> **Task directions**
Please retype the data in full and exactly; the pictures are not part of the copy.

> **Data to process**
>> BEGIN
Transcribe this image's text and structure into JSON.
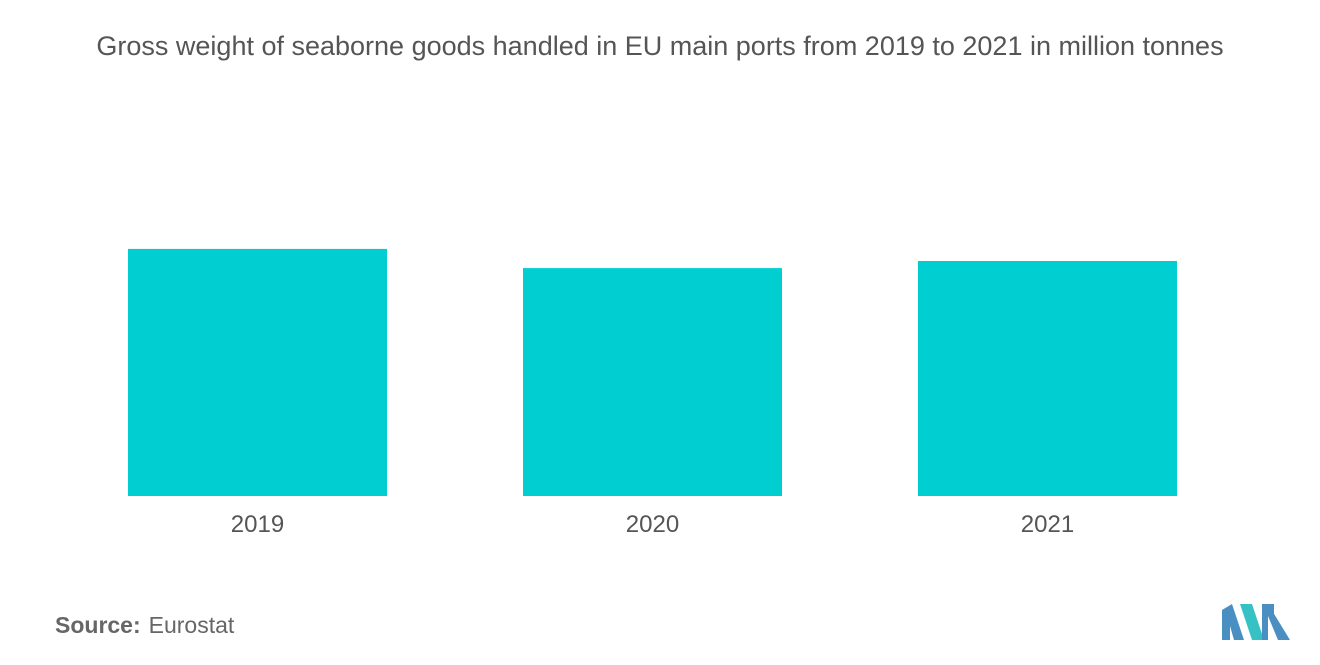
{
  "chart_data": {
    "type": "bar",
    "title": "Gross weight of seaborne goods handled in EU main ports from 2019 to 2021 in million tonnes",
    "categories": [
      "2019",
      "2020",
      "2021"
    ],
    "values": [
      3480,
      3210,
      3310
    ],
    "ylim": [
      0,
      4000
    ],
    "grid": false,
    "legend": "none",
    "bar_color": "#00CED1"
  },
  "source": {
    "label": "Source:",
    "value": "Eurostat"
  },
  "logo": {
    "icon": "mordor-intelligence-logo-icon",
    "colors": [
      "#4a8fc1",
      "#36c2c4"
    ]
  }
}
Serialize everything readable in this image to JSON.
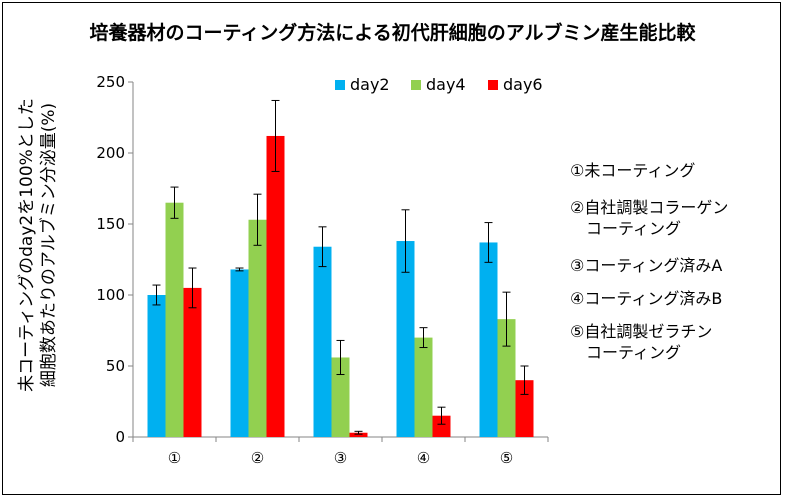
{
  "chart_data": {
    "type": "bar",
    "title": "培養器材のコーティング方法による初代肝細胞のアルブミン産生能比較",
    "ylabel_lines": [
      "未コーティングのday2を100%とした",
      "細胞数あたりのアルブミン分泌量(%)"
    ],
    "xlabel": "",
    "categories": [
      "①",
      "②",
      "③",
      "④",
      "⑤"
    ],
    "ylim": [
      0,
      250
    ],
    "yticks": [
      0,
      50,
      100,
      150,
      200,
      250
    ],
    "grid": false,
    "legend_position": "top-right",
    "series": [
      {
        "name": "day2",
        "color": "#00B0F0",
        "values": [
          100,
          118,
          134,
          138,
          137
        ],
        "errors": [
          7,
          1,
          14,
          22,
          14
        ]
      },
      {
        "name": "day4",
        "color": "#92D050",
        "values": [
          165,
          153,
          56,
          70,
          83
        ],
        "errors": [
          11,
          18,
          12,
          7,
          19
        ]
      },
      {
        "name": "day6",
        "color": "#FF0000",
        "values": [
          105,
          212,
          3,
          15,
          40
        ],
        "errors": [
          14,
          25,
          1,
          6,
          10
        ]
      }
    ]
  },
  "notes": [
    "①未コーティング",
    "②自社調製コラーゲン\n　コーティング",
    "③コーティング済みA",
    "④コーティング済みB",
    "⑤自社調製ゼラチン\n　コーティング"
  ]
}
>> END
> **Solution below**
Transcribe this image's text and structure into JSON.
{
  "chart_data": {
    "type": "bar",
    "title": "Gross weight of seaborne goods handled in EU main ports from 2019 to 2021 in million tonnes",
    "categories": [
      "2019",
      "2020",
      "2021"
    ],
    "values": [
      3480,
      3210,
      3310
    ],
    "ylim": [
      0,
      4000
    ],
    "grid": false,
    "legend": "none",
    "bar_color": "#00CED1"
  },
  "source": {
    "label": "Source:",
    "value": "Eurostat"
  },
  "logo": {
    "icon": "mordor-intelligence-logo-icon",
    "colors": [
      "#4a8fc1",
      "#36c2c4"
    ]
  }
}
Serialize everything readable in this image to JSON.
{
  "chart_data": {
    "type": "bar",
    "title": "培養器材のコーティング方法による初代肝細胞のアルブミン産生能比較",
    "ylabel_lines": [
      "未コーティングのday2を100%とした",
      "細胞数あたりのアルブミン分泌量(%)"
    ],
    "xlabel": "",
    "categories": [
      "①",
      "②",
      "③",
      "④",
      "⑤"
    ],
    "ylim": [
      0,
      250
    ],
    "yticks": [
      0,
      50,
      100,
      150,
      200,
      250
    ],
    "grid": false,
    "legend_position": "top-right",
    "series": [
      {
        "name": "day2",
        "color": "#00B0F0",
        "values": [
          100,
          118,
          134,
          138,
          137
        ],
        "errors": [
          7,
          1,
          14,
          22,
          14
        ]
      },
      {
        "name": "day4",
        "color": "#92D050",
        "values": [
          165,
          153,
          56,
          70,
          83
        ],
        "errors": [
          11,
          18,
          12,
          7,
          19
        ]
      },
      {
        "name": "day6",
        "color": "#FF0000",
        "values": [
          105,
          212,
          3,
          15,
          40
        ],
        "errors": [
          14,
          25,
          1,
          6,
          10
        ]
      }
    ]
  },
  "notes": [
    "①未コーティング",
    "②自社調製コラーゲン\n　コーティング",
    "③コーティング済みA",
    "④コーティング済みB",
    "⑤自社調製ゼラチン\n　コーティング"
  ]
}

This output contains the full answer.